* Start Exercise input *

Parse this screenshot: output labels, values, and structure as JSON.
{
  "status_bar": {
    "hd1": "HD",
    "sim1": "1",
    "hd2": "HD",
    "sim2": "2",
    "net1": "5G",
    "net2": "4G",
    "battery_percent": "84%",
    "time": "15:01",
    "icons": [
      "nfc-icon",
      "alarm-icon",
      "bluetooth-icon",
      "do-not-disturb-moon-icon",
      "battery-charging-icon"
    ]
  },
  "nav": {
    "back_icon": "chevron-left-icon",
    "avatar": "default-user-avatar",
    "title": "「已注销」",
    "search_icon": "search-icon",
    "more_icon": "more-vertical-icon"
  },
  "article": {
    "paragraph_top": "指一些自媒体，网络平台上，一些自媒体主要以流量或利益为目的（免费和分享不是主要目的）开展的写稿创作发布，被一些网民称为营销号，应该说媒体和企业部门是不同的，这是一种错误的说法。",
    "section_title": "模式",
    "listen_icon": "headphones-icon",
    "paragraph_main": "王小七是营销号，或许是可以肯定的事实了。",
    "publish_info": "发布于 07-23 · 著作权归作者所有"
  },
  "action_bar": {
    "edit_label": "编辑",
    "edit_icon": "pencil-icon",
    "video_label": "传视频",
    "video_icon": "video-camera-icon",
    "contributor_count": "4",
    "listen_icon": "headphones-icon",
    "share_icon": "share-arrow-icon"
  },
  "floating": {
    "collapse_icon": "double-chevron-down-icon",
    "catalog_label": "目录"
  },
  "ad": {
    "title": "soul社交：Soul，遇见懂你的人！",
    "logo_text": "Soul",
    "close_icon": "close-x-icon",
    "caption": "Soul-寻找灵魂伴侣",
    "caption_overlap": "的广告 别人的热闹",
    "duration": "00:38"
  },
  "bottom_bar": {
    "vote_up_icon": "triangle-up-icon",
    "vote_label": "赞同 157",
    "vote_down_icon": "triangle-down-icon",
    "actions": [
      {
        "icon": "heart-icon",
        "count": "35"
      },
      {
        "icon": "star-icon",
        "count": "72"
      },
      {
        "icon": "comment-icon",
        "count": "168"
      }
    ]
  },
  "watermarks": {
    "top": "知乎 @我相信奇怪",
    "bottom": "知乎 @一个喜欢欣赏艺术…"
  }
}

* End Exercise input *

Job: Pick out each line that holds the string "chevron".

Problem solution:
    "back_icon": "chevron-left-icon",
    "collapse_icon": "double-chevron-down-icon",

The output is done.